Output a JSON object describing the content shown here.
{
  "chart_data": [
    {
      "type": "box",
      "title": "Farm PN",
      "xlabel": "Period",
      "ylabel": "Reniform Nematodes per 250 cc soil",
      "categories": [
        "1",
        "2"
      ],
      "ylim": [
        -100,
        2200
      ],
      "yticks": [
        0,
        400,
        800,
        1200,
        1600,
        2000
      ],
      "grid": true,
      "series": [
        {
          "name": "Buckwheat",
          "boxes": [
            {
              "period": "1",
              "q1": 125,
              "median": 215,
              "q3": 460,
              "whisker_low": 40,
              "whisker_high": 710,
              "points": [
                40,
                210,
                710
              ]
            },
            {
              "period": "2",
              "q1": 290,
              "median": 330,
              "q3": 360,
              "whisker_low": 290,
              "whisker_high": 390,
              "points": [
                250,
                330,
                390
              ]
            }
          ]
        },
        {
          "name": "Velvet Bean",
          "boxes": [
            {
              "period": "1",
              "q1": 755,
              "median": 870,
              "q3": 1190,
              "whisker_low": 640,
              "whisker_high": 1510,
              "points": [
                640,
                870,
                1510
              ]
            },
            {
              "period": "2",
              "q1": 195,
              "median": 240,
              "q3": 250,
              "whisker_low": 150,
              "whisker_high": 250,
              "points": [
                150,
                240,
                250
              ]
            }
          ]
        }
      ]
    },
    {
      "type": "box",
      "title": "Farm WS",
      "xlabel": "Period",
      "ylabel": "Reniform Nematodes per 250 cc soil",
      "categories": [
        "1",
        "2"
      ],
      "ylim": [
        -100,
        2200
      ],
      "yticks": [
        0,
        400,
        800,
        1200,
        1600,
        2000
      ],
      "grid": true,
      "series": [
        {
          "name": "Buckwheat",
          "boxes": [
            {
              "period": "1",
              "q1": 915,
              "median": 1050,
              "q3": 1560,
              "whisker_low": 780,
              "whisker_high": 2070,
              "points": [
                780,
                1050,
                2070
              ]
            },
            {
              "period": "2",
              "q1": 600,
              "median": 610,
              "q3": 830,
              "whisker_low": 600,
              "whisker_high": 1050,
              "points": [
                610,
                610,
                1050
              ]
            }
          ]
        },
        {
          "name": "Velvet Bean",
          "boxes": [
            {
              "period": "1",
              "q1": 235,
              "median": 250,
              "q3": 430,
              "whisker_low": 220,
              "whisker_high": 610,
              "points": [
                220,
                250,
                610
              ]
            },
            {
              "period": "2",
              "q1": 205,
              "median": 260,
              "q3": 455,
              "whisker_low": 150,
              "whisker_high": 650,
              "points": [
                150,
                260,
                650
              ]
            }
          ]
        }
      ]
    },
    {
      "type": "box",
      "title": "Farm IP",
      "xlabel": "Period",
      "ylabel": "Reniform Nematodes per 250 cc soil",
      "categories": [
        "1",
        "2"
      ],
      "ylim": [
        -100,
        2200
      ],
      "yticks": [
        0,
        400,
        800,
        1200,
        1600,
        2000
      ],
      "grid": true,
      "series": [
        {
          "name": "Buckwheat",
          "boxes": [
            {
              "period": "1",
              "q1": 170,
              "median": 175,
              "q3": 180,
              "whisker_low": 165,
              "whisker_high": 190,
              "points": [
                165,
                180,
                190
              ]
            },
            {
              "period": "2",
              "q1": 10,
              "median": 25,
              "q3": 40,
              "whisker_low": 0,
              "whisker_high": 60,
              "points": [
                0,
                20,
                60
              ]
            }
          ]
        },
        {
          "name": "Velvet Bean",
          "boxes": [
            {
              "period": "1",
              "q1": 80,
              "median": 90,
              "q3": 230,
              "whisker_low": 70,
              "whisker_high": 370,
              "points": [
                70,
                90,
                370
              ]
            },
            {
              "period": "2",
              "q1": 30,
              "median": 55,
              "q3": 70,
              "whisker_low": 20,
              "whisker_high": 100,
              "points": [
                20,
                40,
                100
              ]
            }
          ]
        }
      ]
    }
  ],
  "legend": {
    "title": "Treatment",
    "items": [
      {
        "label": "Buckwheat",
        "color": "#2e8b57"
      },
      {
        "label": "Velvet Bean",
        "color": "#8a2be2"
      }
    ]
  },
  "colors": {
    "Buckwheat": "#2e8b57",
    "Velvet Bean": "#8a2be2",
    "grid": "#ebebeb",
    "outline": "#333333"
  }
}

§ Instructions for the task: Pick out lines containing the word "median", each one as written.

§ Answer to the problem:
              "median": 215,
              "median": 330,
              "median": 870,
              "median": 240,
              "median": 1050,
              "median": 610,
              "median": 250,
              "median": 260,
              "median": 175,
              "median": 25,
              "median": 90,
              "median": 55,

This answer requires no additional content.